[Task directions] The records that follow should be retyped word for word.

## begin

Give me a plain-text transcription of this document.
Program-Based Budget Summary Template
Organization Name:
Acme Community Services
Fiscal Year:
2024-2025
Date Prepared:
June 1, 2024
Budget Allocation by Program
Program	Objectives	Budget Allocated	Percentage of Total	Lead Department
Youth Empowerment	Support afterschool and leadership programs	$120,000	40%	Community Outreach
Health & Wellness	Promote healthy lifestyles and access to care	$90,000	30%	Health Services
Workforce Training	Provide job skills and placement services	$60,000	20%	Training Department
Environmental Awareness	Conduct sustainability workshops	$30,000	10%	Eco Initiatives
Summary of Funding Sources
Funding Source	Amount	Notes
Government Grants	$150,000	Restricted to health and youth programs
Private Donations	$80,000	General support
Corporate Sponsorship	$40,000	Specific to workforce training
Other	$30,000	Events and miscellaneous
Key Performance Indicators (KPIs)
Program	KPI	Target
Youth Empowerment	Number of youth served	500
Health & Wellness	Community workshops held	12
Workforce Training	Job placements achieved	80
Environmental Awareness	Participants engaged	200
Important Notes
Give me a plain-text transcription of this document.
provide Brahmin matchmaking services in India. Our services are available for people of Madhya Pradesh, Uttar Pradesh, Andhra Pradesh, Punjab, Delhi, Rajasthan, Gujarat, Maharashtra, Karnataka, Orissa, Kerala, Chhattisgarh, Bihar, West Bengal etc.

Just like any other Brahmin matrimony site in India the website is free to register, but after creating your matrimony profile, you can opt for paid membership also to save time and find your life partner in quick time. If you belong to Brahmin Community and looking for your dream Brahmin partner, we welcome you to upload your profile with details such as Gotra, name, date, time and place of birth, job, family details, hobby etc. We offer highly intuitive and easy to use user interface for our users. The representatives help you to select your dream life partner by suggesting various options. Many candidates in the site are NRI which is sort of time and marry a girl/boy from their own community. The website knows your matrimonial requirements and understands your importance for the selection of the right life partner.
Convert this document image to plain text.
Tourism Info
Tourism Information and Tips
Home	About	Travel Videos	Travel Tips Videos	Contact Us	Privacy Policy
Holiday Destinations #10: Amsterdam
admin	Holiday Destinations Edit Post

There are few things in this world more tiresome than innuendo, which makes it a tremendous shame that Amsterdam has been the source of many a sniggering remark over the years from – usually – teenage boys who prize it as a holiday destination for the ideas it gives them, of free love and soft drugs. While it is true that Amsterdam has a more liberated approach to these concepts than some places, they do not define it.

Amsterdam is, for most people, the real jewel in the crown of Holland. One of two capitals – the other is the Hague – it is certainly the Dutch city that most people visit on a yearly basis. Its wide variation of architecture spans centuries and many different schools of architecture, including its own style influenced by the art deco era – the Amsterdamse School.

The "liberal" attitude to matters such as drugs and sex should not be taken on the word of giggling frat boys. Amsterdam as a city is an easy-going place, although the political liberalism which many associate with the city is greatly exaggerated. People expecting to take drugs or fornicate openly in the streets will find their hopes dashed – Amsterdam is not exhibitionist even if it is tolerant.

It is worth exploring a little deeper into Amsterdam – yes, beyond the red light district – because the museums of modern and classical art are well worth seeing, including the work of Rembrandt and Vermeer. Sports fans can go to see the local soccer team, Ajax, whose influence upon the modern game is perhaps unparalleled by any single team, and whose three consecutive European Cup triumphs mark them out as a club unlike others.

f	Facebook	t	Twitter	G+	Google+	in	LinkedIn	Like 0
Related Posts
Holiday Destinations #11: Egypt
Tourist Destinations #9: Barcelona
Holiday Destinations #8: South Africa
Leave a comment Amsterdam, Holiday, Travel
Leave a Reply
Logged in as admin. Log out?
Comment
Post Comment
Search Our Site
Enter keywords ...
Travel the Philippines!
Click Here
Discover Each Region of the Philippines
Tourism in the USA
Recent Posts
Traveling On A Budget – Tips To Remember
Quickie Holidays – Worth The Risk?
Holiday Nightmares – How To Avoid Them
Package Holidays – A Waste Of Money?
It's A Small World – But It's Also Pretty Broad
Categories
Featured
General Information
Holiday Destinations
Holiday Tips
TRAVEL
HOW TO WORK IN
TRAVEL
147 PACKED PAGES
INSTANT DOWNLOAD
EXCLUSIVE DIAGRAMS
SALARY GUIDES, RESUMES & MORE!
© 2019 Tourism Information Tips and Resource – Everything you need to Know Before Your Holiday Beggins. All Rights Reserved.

## end

[The result]
Give me a plain-text transcription of this document.
Program-Based Budget Summary Template
Organization Name:
Acme Community Services
Fiscal Year:
2024-2025
Date Prepared:
June 1, 2024
Budget Allocation by Program
Program	Objectives	Budget Allocated	Percentage of Total	Lead Department
Youth Empowerment	Support afterschool and leadership programs	$120,000	40%	Community Outreach
Health & Wellness	Promote healthy lifestyles and access to care	$90,000	30%	Health Services
Workforce Training	Provide job skills and placement services	$60,000	20%	Training Department
Environmental Awareness	Conduct sustainability workshops	$30,000	10%	Eco Initiatives
Summary of Funding Sources
Funding Source	Amount	Notes
Government Grants	$150,000	Restricted to health and youth programs
Private Donations	$80,000	General support
Corporate Sponsorship	$40,000	Specific to workforce training
Other	$30,000	Events and miscellaneous
Key Performance Indicators (KPIs)
Program	KPI	Target
Youth Empowerment	Number of youth served	500
Health & Wellness	Community workshops held	12
Workforce Training	Job placements achieved	80
Environmental Awareness	Participants engaged	200
Important Notes
Give me a plain-text transcription of this document.
provide Brahmin matchmaking services in India. Our services are available for people of Madhya Pradesh, Uttar Pradesh, Andhra Pradesh, Punjab, Delhi, Rajasthan, Gujarat, Maharashtra, Karnataka, Orissa, Kerala, Chhattisgarh, Bihar, West Bengal etc.

Just like any other Brahmin matrimony site in India the website is free to register, but after creating your matrimony profile, you can opt for paid membership also to save time and find your life partner in quick time. If you belong to Brahmin Community and looking for your dream Brahmin partner, we welcome you to upload your profile with details such as Gotra, name, date, time and place of birth, job, family details, hobby etc. We offer highly intuitive and easy to use user interface for our users. The representatives help you to select your dream life partner by suggesting various options. Many candidates in the site are NRI which is sort of time and marry a girl/boy from their own community. The website knows your matrimonial requirements and understands your importance for the selection of the right life partner.
Convert this document image to plain text.
Tourism Info
Tourism Information and Tips
Home	About	Travel Videos	Travel Tips Videos	Contact Us	Privacy Policy
Holiday Destinations #10: Amsterdam
admin	Holiday Destinations Edit Post

There are few things in this world more tiresome than innuendo, which makes it a tremendous shame that Amsterdam has been the source of many a sniggering remark over the years from – usually – teenage boys who prize it as a holiday destination for the ideas it gives them, of free love and soft drugs. While it is true that Amsterdam has a more liberated approach to these concepts than some places, they do not define it.

Amsterdam is, for most people, the real jewel in the crown of Holland. One of two capitals – the other is the Hague – it is certainly the Dutch city that most people visit on a yearly basis. Its wide variation of architecture spans centuries and many different schools of architecture, including its own style influenced by the art deco era – the Amsterdamse School.

The "liberal" attitude to matters such as drugs and sex should not be taken on the word of giggling frat boys. Amsterdam as a city is an easy-going place, although the political liberalism which many associate with the city is greatly exaggerated. People expecting to take drugs or fornicate openly in the streets will find their hopes dashed – Amsterdam is not exhibitionist even if it is tolerant.

It is worth exploring a little deeper into Amsterdam – yes, beyond the red light district – because the museums of modern and classical art are well worth seeing, including the work of Rembrandt and Vermeer. Sports fans can go to see the local soccer team, Ajax, whose influence upon the modern game is perhaps unparalleled by any single team, and whose three consecutive European Cup triumphs mark them out as a club unlike others.

f	Facebook	t	Twitter	G+	Google+	in	LinkedIn	Like 0
Related Posts
Holiday Destinations #11: Egypt
Tourist Destinations #9: Barcelona
Holiday Destinations #8: South Africa
Leave a comment Amsterdam, Holiday, Travel
Leave a Reply
Logged in as admin. Log out?
Comment
Post Comment
Search Our Site
Enter keywords ...
Travel the Philippines!
Click Here
Discover Each Region of the Philippines
Tourism in the USA
Recent Posts
Traveling On A Budget – Tips To Remember
Quickie Holidays – Worth The Risk?
Holiday Nightmares – How To Avoid Them
Package Holidays – A Waste Of Money?
It's A Small World – But It's Also Pretty Broad
Categories
Featured
General Information
Holiday Destinations
Holiday Tips
TRAVEL
HOW TO WORK IN
TRAVEL
147 PACKED PAGES
INSTANT DOWNLOAD
EXCLUSIVE DIAGRAMS
SALARY GUIDES, RESUMES & MORE!
© 2019 Tourism Information Tips and Resource – Everything you need to Know Before Your Holiday Beggins. All Rights Reserved.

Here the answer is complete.